-- start Data listing --

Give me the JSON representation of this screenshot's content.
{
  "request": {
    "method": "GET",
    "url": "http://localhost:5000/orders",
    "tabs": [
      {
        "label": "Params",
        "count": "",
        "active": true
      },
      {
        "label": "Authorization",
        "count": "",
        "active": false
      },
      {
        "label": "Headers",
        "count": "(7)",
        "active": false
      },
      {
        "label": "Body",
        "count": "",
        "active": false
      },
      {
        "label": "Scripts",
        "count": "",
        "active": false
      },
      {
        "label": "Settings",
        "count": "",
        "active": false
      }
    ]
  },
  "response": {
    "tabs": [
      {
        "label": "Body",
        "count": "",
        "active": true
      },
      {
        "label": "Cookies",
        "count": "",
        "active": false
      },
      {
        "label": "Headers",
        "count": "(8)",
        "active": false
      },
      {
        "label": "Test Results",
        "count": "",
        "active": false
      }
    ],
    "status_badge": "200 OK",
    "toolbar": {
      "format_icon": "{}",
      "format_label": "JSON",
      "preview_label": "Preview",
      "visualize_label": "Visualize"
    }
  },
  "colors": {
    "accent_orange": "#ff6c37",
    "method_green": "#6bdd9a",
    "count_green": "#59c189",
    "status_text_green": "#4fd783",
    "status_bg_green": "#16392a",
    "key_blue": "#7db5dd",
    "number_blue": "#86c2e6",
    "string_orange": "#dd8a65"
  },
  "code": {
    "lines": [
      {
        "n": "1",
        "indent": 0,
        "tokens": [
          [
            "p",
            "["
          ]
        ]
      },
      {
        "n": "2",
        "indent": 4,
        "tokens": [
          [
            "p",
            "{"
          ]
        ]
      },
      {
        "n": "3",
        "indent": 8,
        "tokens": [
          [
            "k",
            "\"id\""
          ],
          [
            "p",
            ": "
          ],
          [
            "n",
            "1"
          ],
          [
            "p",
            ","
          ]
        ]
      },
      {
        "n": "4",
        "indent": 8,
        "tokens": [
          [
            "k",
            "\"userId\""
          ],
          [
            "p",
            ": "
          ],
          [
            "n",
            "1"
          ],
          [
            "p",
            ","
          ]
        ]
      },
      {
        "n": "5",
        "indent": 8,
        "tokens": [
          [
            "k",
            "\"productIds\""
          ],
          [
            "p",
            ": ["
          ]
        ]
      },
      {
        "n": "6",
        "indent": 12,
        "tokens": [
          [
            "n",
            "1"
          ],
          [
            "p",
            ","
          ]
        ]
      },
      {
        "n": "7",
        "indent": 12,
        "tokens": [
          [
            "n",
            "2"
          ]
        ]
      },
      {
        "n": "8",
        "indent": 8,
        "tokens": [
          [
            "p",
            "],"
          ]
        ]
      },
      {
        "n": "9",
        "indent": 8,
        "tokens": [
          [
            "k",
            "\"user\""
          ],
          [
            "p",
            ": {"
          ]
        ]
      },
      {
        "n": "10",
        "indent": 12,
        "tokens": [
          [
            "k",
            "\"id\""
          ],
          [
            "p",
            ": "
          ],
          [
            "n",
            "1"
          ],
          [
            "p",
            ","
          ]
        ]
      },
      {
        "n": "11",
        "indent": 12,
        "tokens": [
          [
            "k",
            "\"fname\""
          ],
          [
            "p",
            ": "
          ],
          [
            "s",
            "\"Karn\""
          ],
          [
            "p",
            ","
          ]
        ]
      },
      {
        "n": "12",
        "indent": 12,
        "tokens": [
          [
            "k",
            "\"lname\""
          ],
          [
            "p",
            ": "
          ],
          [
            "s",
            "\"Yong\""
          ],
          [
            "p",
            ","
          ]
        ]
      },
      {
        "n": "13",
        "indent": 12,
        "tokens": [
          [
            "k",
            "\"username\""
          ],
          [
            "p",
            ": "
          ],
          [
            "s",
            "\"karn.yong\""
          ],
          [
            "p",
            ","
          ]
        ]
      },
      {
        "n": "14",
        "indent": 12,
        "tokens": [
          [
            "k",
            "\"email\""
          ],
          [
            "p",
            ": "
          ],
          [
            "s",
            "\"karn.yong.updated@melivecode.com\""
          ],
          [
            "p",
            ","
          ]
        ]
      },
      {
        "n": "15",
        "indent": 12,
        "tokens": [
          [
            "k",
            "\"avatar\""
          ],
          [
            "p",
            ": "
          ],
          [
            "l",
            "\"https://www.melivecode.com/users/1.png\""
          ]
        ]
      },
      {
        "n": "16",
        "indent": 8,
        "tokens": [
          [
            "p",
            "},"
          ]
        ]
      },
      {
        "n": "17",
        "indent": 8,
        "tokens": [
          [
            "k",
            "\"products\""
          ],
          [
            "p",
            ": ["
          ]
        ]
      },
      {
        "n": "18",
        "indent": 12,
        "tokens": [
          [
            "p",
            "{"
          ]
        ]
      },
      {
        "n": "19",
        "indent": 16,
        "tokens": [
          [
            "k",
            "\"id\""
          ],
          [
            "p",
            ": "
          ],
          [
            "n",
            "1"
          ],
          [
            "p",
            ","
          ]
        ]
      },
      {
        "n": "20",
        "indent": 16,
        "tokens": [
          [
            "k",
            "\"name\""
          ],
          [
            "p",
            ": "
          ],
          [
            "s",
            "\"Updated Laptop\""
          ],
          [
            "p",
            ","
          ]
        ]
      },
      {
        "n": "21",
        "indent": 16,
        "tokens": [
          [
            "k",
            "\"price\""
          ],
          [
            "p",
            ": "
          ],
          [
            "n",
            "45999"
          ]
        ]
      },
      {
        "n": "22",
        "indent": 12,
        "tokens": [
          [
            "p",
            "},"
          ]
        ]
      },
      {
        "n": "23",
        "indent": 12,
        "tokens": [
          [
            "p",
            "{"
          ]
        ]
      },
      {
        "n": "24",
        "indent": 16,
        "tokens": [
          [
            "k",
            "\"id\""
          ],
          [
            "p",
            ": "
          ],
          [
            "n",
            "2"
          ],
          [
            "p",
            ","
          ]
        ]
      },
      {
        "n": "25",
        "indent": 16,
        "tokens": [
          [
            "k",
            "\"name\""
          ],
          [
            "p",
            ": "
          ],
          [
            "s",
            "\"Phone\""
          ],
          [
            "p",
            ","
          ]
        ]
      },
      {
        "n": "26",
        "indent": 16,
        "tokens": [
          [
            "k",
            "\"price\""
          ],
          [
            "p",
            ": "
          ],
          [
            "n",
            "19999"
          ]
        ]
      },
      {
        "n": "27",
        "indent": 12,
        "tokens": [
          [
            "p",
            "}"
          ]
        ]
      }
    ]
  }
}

-- end Data listing --

Which lines in the data above contain "melivecode"? Show each one.

            "\"karn.yong.updated@melivecode.com\""
            "\"https://www.melivecode.com/users/1.png\""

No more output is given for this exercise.